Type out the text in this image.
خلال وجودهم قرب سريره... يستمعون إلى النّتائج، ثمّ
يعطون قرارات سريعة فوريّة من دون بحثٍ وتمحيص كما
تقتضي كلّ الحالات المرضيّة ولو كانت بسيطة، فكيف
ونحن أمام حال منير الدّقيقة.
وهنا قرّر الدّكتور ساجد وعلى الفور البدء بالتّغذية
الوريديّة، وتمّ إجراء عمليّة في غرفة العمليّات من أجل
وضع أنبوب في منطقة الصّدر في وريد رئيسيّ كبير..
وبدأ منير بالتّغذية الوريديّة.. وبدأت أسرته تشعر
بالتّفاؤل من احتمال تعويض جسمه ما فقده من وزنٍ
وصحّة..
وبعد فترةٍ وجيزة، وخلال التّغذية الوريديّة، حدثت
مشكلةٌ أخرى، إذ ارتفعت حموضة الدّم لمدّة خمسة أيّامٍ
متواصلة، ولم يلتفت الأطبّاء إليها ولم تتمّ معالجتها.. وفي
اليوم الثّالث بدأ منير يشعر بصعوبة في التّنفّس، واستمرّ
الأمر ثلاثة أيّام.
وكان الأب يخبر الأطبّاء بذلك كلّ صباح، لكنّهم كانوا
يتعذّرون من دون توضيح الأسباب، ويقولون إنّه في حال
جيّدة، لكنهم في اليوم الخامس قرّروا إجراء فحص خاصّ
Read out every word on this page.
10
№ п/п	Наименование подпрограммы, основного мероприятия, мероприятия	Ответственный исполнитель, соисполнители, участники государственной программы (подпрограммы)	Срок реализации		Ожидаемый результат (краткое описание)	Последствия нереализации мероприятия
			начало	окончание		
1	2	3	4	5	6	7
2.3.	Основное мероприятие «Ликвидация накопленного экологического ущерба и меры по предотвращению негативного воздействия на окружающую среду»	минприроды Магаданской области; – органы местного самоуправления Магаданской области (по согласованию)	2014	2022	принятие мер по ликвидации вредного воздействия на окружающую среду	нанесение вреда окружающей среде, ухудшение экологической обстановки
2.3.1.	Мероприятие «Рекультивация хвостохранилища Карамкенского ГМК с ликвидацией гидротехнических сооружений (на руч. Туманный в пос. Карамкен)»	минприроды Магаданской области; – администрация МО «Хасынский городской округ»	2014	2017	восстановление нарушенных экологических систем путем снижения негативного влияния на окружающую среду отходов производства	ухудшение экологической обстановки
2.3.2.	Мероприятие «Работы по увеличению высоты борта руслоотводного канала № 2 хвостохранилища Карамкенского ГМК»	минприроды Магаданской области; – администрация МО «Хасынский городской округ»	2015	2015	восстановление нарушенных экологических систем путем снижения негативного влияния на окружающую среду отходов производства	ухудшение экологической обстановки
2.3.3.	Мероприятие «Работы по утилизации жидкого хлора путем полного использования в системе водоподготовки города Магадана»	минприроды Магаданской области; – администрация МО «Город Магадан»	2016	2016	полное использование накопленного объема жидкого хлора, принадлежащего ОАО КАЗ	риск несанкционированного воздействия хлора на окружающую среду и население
§
Task details — Only the number is wanted: how many lines of these entries contain the string "غذية"?

Output of the task — 3